Alla fine, in Francia, non sono bastati “otto giorni per non cadere” al centrista François Bayrou e al suo esecutivo: dopo la storica sfiducia decretata ieri sera dal voto dell’Assembleé Nationale (un evento mai verificatosi prima nella storia della Quinta Repubblica francese), infatti, l’oramai ex-Primo Ministro ha lasciato pochi minuti fa l’Eliseo dove si era recato nel primo pomeriggio per rassegnare le proprie dimissioni al Presidente Emmanuel Macron, proprio come avvenuto poco più di nove mesi prima al suo precedessore Michel Barnier.
Con le dimissioni del governo Bayrou (che rimane in carica solo per gli affari correnti in attesa del nome del successore che dovrebbe – salvo sorprese – essere individuato da Macron nei prossimi giorni),la Francia piomba nuovamente nella crisi che l’Eliseo sperava di aver in qualche modo arginato con la scelta del macroniano di Bordères, certificando l’estrema instabilità socio-politica nella quale la nazione transalpina si ritrova oramai da oltre un anno e mezzo.
Stiamo parlando infatti del sesto governo caduto da otto anni a questa parte, durante ovvero i due mandati presidenziali di Macron e – entrando più nello specifico rispetto a quanto indicato in precedenza – del primo governo della Quinta Repubblica a essere caduto in seguito a una mozione di fiducia (e non di censura) presentata dal governo uscente.
La scommessa di Bayrou affossata dalle opposizioni (e dai franchi tiratori)
Il responso del voto serale dell’Assembleé Nationale, giunto al termine di un lungo pomeriggio iniziato attorno alle 15:00 con le dichiarazioni del Primo Ministro uscente, è stato chiaro: 194 voti a favore, 15 astenuti e 364 voti contrari al governo di Bayrou e alla sua richiesta di fiducia, necessaria a poter portare avanti il suo piano di riduzione del deficit da 44 miliardi di euro oggetto di feroci critiche sia da parte del mondo politico che della stessa cittadinanza francese.
A votare in modo compatto contro l’esecutivo sono state tutte le forze d’opposizione, dalle varie componenti del Nouveau Front Populaire (NFP, 192 voti) alla destra del Rassemblement National (RN, 123 voti) di Marine Le Pen e Jordan Bardella a cui si aggiungono i quindici voti della Union des Droites pour la République (UDR), il partito nato dalla scissione portata avanti da Eric Ciotti all’interno delle fila de Les Républicains.

Materiale fornito »
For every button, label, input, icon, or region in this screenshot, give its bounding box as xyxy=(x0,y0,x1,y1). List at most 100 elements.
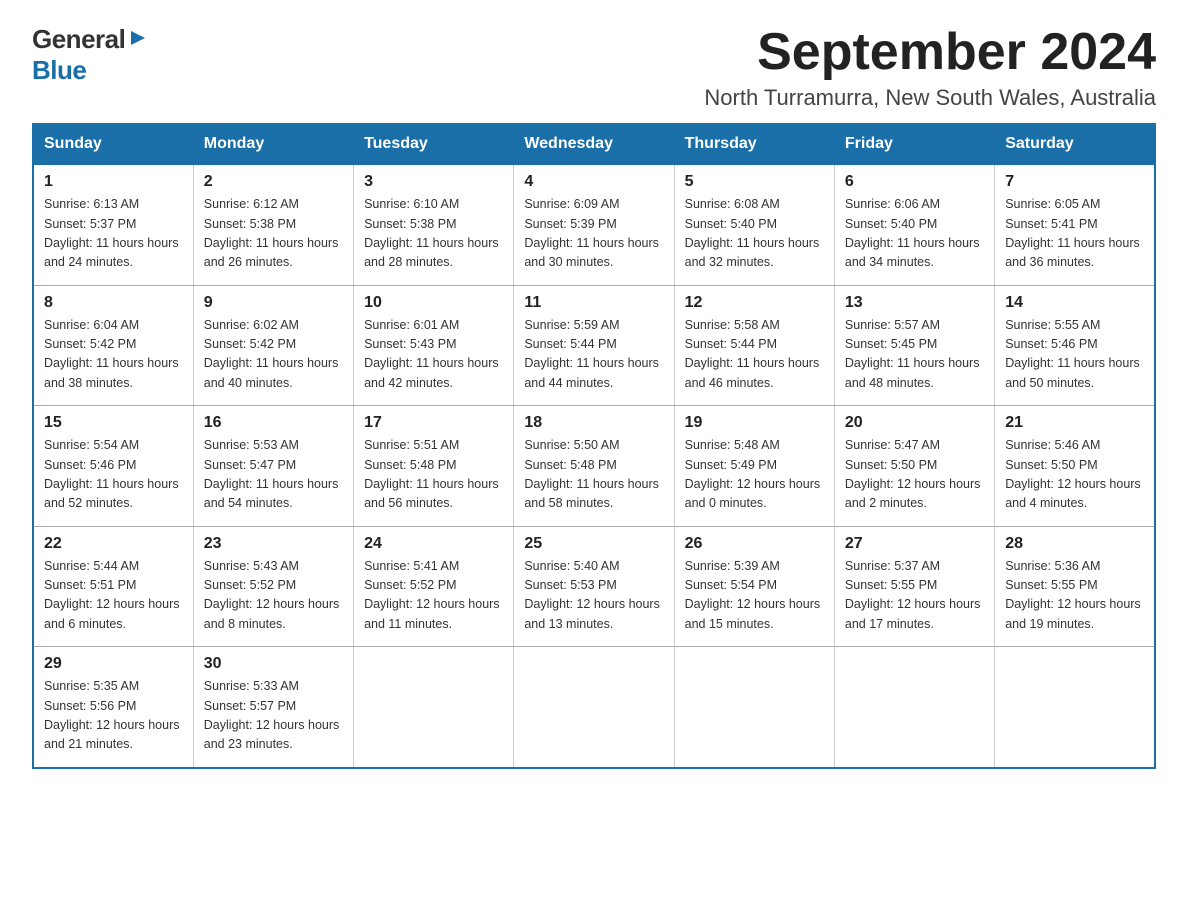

Consegna »
Riscrivi il testo sulla caduta del governo Bayrou nel tratto da "Il responso del" fino a "stessa cittadinanza francese.", cambiando "feroci critiche" in "aspre critiche".

Svolgimento »
Il responso del voto serale dell’Assembleé Nationale, giunto al termine di un lungo pomeriggio iniziato attorno alle 15:00 con le dichiarazioni del Primo Ministro uscente, è stato chiaro: 194 voti a favore, 15 astenuti e 364 voti contrari al governo di Bayrou e alla sua richiesta di fiducia, necessaria a poter portare avanti il suo piano di riduzione del deficit da 44 miliardi di euro oggetto di aspre critiche sia da parte del mondo politico che della stessa cittadinanza francese.